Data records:
***

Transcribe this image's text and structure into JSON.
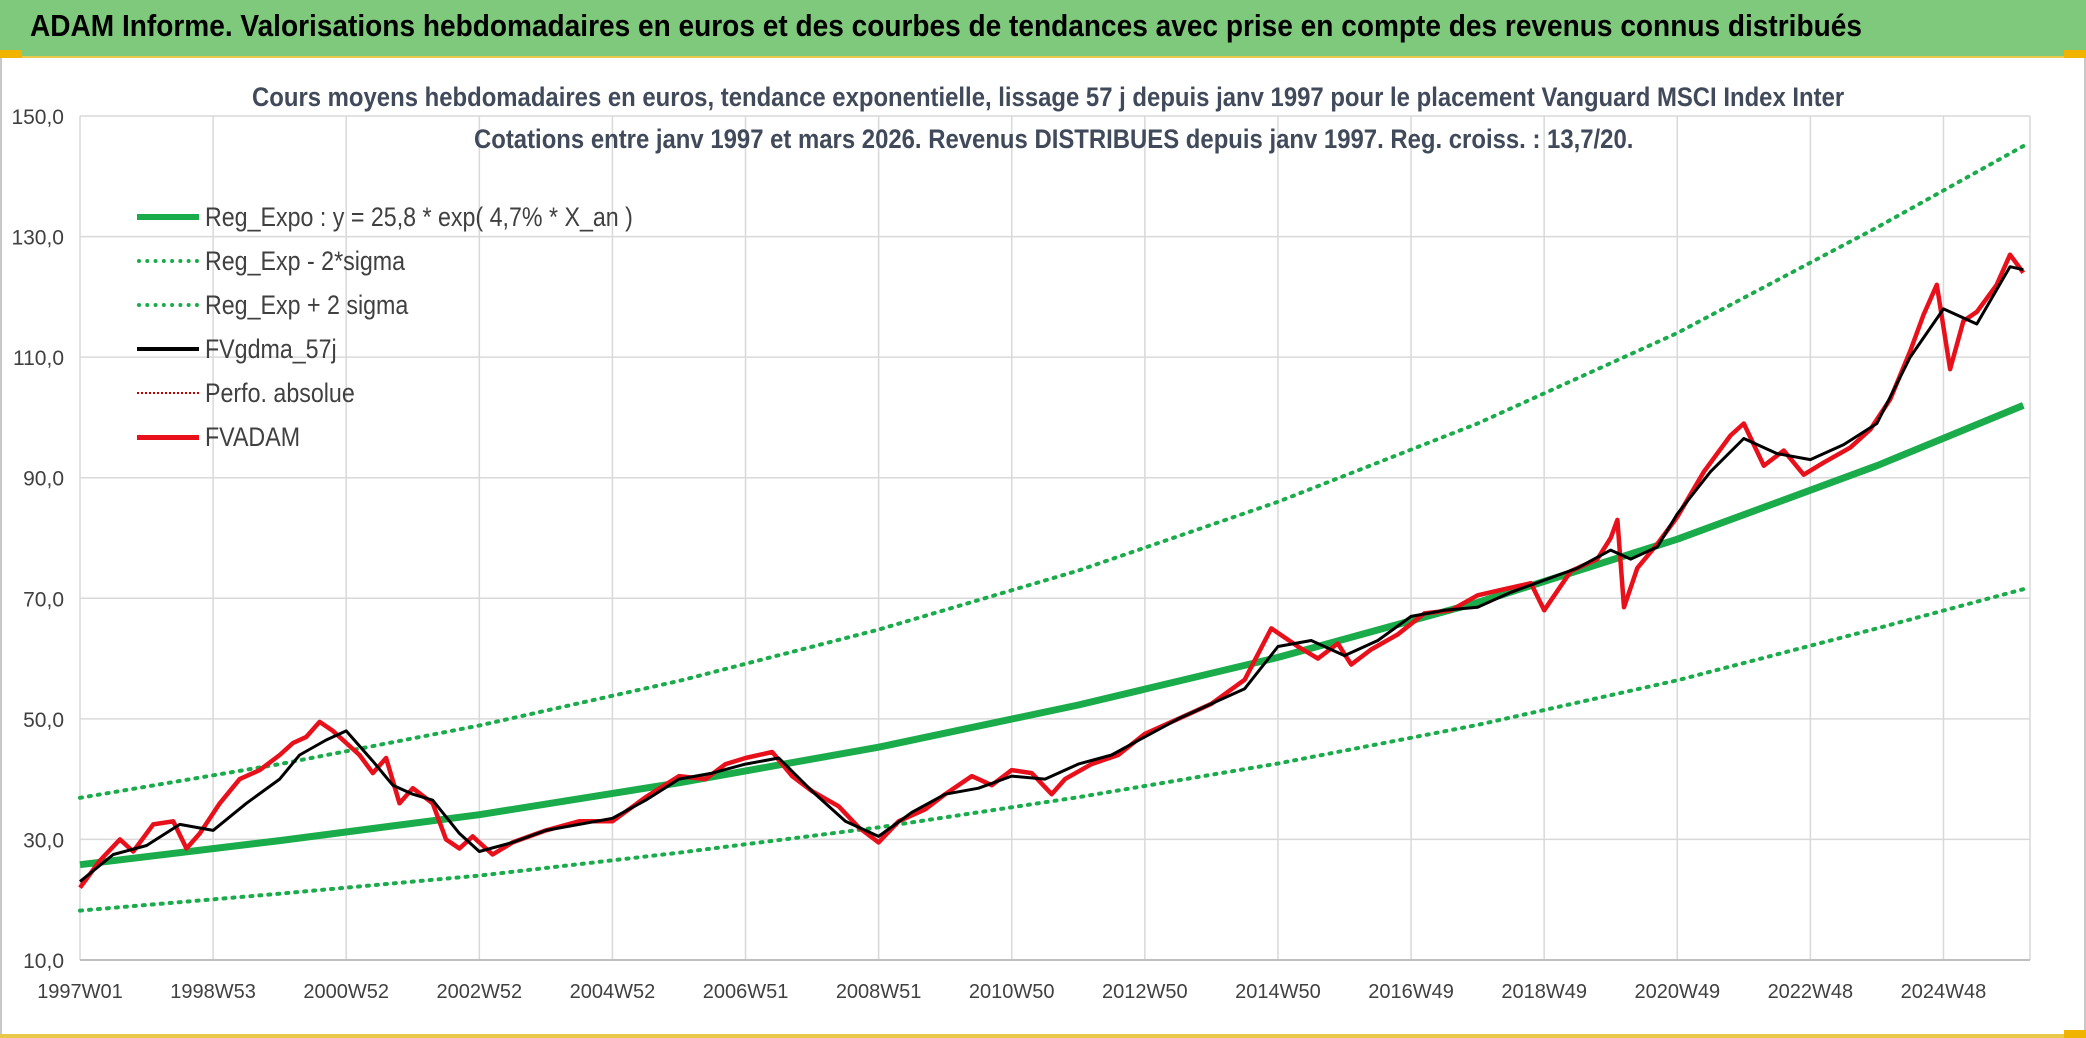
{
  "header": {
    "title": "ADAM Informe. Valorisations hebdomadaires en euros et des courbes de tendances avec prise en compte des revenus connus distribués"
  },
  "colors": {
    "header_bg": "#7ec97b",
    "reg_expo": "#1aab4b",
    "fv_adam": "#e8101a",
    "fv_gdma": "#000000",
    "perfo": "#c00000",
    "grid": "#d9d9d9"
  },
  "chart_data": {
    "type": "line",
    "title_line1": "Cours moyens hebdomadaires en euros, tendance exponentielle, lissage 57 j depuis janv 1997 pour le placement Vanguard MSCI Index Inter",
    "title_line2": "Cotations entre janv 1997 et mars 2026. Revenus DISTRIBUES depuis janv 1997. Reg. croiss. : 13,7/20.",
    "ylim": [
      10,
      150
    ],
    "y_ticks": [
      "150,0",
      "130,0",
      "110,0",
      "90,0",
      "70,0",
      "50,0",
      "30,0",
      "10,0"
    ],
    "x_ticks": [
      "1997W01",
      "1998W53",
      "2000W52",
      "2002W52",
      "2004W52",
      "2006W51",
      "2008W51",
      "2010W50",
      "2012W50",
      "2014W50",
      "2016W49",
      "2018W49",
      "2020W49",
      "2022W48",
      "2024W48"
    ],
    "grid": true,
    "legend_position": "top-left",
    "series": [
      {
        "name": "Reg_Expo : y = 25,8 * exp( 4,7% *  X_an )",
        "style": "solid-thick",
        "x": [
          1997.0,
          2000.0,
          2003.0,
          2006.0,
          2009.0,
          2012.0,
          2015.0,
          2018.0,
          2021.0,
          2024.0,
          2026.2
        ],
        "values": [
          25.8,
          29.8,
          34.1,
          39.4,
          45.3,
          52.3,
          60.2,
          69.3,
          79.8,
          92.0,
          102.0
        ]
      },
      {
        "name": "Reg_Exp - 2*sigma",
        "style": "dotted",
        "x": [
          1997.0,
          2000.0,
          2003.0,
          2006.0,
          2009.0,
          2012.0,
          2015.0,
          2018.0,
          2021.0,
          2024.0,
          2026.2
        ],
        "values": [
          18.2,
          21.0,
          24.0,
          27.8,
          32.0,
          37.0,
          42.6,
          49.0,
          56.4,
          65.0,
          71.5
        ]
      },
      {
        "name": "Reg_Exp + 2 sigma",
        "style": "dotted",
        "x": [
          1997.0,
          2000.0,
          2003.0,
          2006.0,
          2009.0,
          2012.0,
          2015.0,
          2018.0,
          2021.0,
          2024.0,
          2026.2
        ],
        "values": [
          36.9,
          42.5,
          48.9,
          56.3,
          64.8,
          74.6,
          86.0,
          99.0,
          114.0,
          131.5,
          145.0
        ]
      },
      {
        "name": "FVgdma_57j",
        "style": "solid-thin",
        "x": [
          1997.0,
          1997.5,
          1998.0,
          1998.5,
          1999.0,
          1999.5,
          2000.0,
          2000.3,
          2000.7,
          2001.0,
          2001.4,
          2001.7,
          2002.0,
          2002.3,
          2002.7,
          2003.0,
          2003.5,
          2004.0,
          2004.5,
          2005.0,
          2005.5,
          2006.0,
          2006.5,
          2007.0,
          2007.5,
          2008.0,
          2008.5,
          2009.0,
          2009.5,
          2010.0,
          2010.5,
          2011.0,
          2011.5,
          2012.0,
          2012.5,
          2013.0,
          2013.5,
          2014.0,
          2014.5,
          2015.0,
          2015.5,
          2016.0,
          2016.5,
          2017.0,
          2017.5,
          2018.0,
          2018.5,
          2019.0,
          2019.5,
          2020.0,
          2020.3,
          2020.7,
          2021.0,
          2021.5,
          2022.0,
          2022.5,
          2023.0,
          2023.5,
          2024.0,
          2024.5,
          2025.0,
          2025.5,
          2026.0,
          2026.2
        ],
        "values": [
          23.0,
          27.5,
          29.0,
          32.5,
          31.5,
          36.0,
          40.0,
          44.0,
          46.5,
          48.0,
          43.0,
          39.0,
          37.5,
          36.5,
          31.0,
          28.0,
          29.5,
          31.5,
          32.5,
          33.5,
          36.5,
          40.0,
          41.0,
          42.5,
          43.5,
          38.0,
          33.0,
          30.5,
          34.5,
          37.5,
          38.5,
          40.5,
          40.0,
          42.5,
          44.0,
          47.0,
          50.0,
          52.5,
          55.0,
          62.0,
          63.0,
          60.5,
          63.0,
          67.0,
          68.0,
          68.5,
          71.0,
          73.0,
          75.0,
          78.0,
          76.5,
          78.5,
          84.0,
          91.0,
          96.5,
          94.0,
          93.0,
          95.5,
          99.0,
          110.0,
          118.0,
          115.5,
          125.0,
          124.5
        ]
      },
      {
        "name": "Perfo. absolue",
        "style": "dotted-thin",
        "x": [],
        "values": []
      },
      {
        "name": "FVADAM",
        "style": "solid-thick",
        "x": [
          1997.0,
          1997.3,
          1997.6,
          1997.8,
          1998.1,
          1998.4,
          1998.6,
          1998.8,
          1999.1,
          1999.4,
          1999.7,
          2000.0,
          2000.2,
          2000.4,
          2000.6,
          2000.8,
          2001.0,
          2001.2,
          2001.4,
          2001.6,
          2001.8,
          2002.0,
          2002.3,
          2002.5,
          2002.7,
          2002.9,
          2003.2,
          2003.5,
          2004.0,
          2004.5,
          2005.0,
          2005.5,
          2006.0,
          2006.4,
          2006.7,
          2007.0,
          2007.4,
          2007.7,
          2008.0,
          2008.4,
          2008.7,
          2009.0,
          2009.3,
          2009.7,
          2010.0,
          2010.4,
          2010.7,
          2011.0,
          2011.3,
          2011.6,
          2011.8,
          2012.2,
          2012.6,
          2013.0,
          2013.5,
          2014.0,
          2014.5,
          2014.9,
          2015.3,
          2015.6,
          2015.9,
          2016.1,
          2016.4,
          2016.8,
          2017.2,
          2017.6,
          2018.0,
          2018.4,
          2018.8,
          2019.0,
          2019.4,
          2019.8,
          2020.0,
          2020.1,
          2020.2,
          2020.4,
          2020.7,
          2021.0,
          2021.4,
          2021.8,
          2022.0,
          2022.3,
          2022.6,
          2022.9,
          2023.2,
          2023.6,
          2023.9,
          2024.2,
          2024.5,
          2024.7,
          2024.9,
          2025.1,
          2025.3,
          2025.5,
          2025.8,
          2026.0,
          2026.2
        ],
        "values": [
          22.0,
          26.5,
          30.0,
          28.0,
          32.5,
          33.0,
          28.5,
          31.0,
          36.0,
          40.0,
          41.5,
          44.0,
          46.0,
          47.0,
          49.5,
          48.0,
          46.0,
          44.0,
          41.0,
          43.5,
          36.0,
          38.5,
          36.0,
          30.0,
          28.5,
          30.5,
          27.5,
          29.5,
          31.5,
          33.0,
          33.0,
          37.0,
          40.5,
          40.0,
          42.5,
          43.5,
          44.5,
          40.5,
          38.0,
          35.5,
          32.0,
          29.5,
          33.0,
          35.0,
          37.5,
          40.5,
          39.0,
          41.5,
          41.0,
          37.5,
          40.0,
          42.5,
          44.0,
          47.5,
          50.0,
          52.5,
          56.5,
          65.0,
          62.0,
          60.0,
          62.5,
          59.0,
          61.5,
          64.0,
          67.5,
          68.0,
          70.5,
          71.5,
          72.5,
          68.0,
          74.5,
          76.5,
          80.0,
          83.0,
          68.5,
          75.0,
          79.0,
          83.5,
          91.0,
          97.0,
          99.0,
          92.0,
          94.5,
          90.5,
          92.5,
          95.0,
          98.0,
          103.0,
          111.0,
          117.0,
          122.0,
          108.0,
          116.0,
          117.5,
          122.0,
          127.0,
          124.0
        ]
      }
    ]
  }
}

***

- What you should do -
Print each record exactly as it stands, leaving the images out.

- Exercise response -
Transcribe this image's text and structure into JSON.
{
  "header": {
    "title": "ADAM Informe. Valorisations hebdomadaires en euros et des courbes de tendances avec prise en compte des revenus connus distribués"
  },
  "colors": {
    "header_bg": "#7ec97b",
    "reg_expo": "#1aab4b",
    "fv_adam": "#e8101a",
    "fv_gdma": "#000000",
    "perfo": "#c00000",
    "grid": "#d9d9d9"
  },
  "chart_data": {
    "type": "line",
    "title_line1": "Cours moyens hebdomadaires en euros, tendance exponentielle, lissage 57 j depuis janv 1997 pour le placement Vanguard MSCI Index Inter",
    "title_line2": "Cotations entre janv 1997 et mars 2026. Revenus DISTRIBUES depuis janv 1997. Reg. croiss. : 13,7/20.",
    "ylim": [
      10,
      150
    ],
    "y_ticks": [
      "150,0",
      "130,0",
      "110,0",
      "90,0",
      "70,0",
      "50,0",
      "30,0",
      "10,0"
    ],
    "x_ticks": [
      "1997W01",
      "1998W53",
      "2000W52",
      "2002W52",
      "2004W52",
      "2006W51",
      "2008W51",
      "2010W50",
      "2012W50",
      "2014W50",
      "2016W49",
      "2018W49",
      "2020W49",
      "2022W48",
      "2024W48"
    ],
    "grid": true,
    "legend_position": "top-left",
    "series": [
      {
        "name": "Reg_Expo : y = 25,8 * exp( 4,7% *  X_an )",
        "style": "solid-thick",
        "x": [
          1997.0,
          2000.0,
          2003.0,
          2006.0,
          2009.0,
          2012.0,
          2015.0,
          2018.0,
          2021.0,
          2024.0,
          2026.2
        ],
        "values": [
          25.8,
          29.8,
          34.1,
          39.4,
          45.3,
          52.3,
          60.2,
          69.3,
          79.8,
          92.0,
          102.0
        ]
      },
      {
        "name": "Reg_Exp - 2*sigma",
        "style": "dotted",
        "x": [
          1997.0,
          2000.0,
          2003.0,
          2006.0,
          2009.0,
          2012.0,
          2015.0,
          2018.0,
          2021.0,
          2024.0,
          2026.2
        ],
        "values": [
          18.2,
          21.0,
          24.0,
          27.8,
          32.0,
          37.0,
          42.6,
          49.0,
          56.4,
          65.0,
          71.5
        ]
      },
      {
        "name": "Reg_Exp + 2 sigma",
        "style": "dotted",
        "x": [
          1997.0,
          2000.0,
          2003.0,
          2006.0,
          2009.0,
          2012.0,
          2015.0,
          2018.0,
          2021.0,
          2024.0,
          2026.2
        ],
        "values": [
          36.9,
          42.5,
          48.9,
          56.3,
          64.8,
          74.6,
          86.0,
          99.0,
          114.0,
          131.5,
          145.0
        ]
      },
      {
        "name": "FVgdma_57j",
        "style": "solid-thin",
        "x": [
          1997.0,
          1997.5,
          1998.0,
          1998.5,
          1999.0,
          1999.5,
          2000.0,
          2000.3,
          2000.7,
          2001.0,
          2001.4,
          2001.7,
          2002.0,
          2002.3,
          2002.7,
          2003.0,
          2003.5,
          2004.0,
          2004.5,
          2005.0,
          2005.5,
          2006.0,
          2006.5,
          2007.0,
          2007.5,
          2008.0,
          2008.5,
          2009.0,
          2009.5,
          2010.0,
          2010.5,
          2011.0,
          2011.5,
          2012.0,
          2012.5,
          2013.0,
          2013.5,
          2014.0,
          2014.5,
          2015.0,
          2015.5,
          2016.0,
          2016.5,
          2017.0,
          2017.5,
          2018.0,
          2018.5,
          2019.0,
          2019.5,
          2020.0,
          2020.3,
          2020.7,
          2021.0,
          2021.5,
          2022.0,
          2022.5,
          2023.0,
          2023.5,
          2024.0,
          2024.5,
          2025.0,
          2025.5,
          2026.0,
          2026.2
        ],
        "values": [
          23.0,
          27.5,
          29.0,
          32.5,
          31.5,
          36.0,
          40.0,
          44.0,
          46.5,
          48.0,
          43.0,
          39.0,
          37.5,
          36.5,
          31.0,
          28.0,
          29.5,
          31.5,
          32.5,
          33.5,
          36.5,
          40.0,
          41.0,
          42.5,
          43.5,
          38.0,
          33.0,
          30.5,
          34.5,
          37.5,
          38.5,
          40.5,
          40.0,
          42.5,
          44.0,
          47.0,
          50.0,
          52.5,
          55.0,
          62.0,
          63.0,
          60.5,
          63.0,
          67.0,
          68.0,
          68.5,
          71.0,
          73.0,
          75.0,
          78.0,
          76.5,
          78.5,
          84.0,
          91.0,
          96.5,
          94.0,
          93.0,
          95.5,
          99.0,
          110.0,
          118.0,
          115.5,
          125.0,
          124.5
        ]
      },
      {
        "name": "Perfo. absolue",
        "style": "dotted-thin",
        "x": [],
        "values": []
      },
      {
        "name": "FVADAM",
        "style": "solid-thick",
        "x": [
          1997.0,
          1997.3,
          1997.6,
          1997.8,
          1998.1,
          1998.4,
          1998.6,
          1998.8,
          1999.1,
          1999.4,
          1999.7,
          2000.0,
          2000.2,
          2000.4,
          2000.6,
          2000.8,
          2001.0,
          2001.2,
          2001.4,
          2001.6,
          2001.8,
          2002.0,
          2002.3,
          2002.5,
          2002.7,
          2002.9,
          2003.2,
          2003.5,
          2004.0,
          2004.5,
          2005.0,
          2005.5,
          2006.0,
          2006.4,
          2006.7,
          2007.0,
          2007.4,
          2007.7,
          2008.0,
          2008.4,
          2008.7,
          2009.0,
          2009.3,
          2009.7,
          2010.0,
          2010.4,
          2010.7,
          2011.0,
          2011.3,
          2011.6,
          2011.8,
          2012.2,
          2012.6,
          2013.0,
          2013.5,
          2014.0,
          2014.5,
          2014.9,
          2015.3,
          2015.6,
          2015.9,
          2016.1,
          2016.4,
          2016.8,
          2017.2,
          2017.6,
          2018.0,
          2018.4,
          2018.8,
          2019.0,
          2019.4,
          2019.8,
          2020.0,
          2020.1,
          2020.2,
          2020.4,
          2020.7,
          2021.0,
          2021.4,
          2021.8,
          2022.0,
          2022.3,
          2022.6,
          2022.9,
          2023.2,
          2023.6,
          2023.9,
          2024.2,
          2024.5,
          2024.7,
          2024.9,
          2025.1,
          2025.3,
          2025.5,
          2025.8,
          2026.0,
          2026.2
        ],
        "values": [
          22.0,
          26.5,
          30.0,
          28.0,
          32.5,
          33.0,
          28.5,
          31.0,
          36.0,
          40.0,
          41.5,
          44.0,
          46.0,
          47.0,
          49.5,
          48.0,
          46.0,
          44.0,
          41.0,
          43.5,
          36.0,
          38.5,
          36.0,
          30.0,
          28.5,
          30.5,
          27.5,
          29.5,
          31.5,
          33.0,
          33.0,
          37.0,
          40.5,
          40.0,
          42.5,
          43.5,
          44.5,
          40.5,
          38.0,
          35.5,
          32.0,
          29.5,
          33.0,
          35.0,
          37.5,
          40.5,
          39.0,
          41.5,
          41.0,
          37.5,
          40.0,
          42.5,
          44.0,
          47.5,
          50.0,
          52.5,
          56.5,
          65.0,
          62.0,
          60.0,
          62.5,
          59.0,
          61.5,
          64.0,
          67.5,
          68.0,
          70.5,
          71.5,
          72.5,
          68.0,
          74.5,
          76.5,
          80.0,
          83.0,
          68.5,
          75.0,
          79.0,
          83.5,
          91.0,
          97.0,
          99.0,
          92.0,
          94.5,
          90.5,
          92.5,
          95.0,
          98.0,
          103.0,
          111.0,
          117.0,
          122.0,
          108.0,
          116.0,
          117.5,
          122.0,
          127.0,
          124.0
        ]
      }
    ]
  }
}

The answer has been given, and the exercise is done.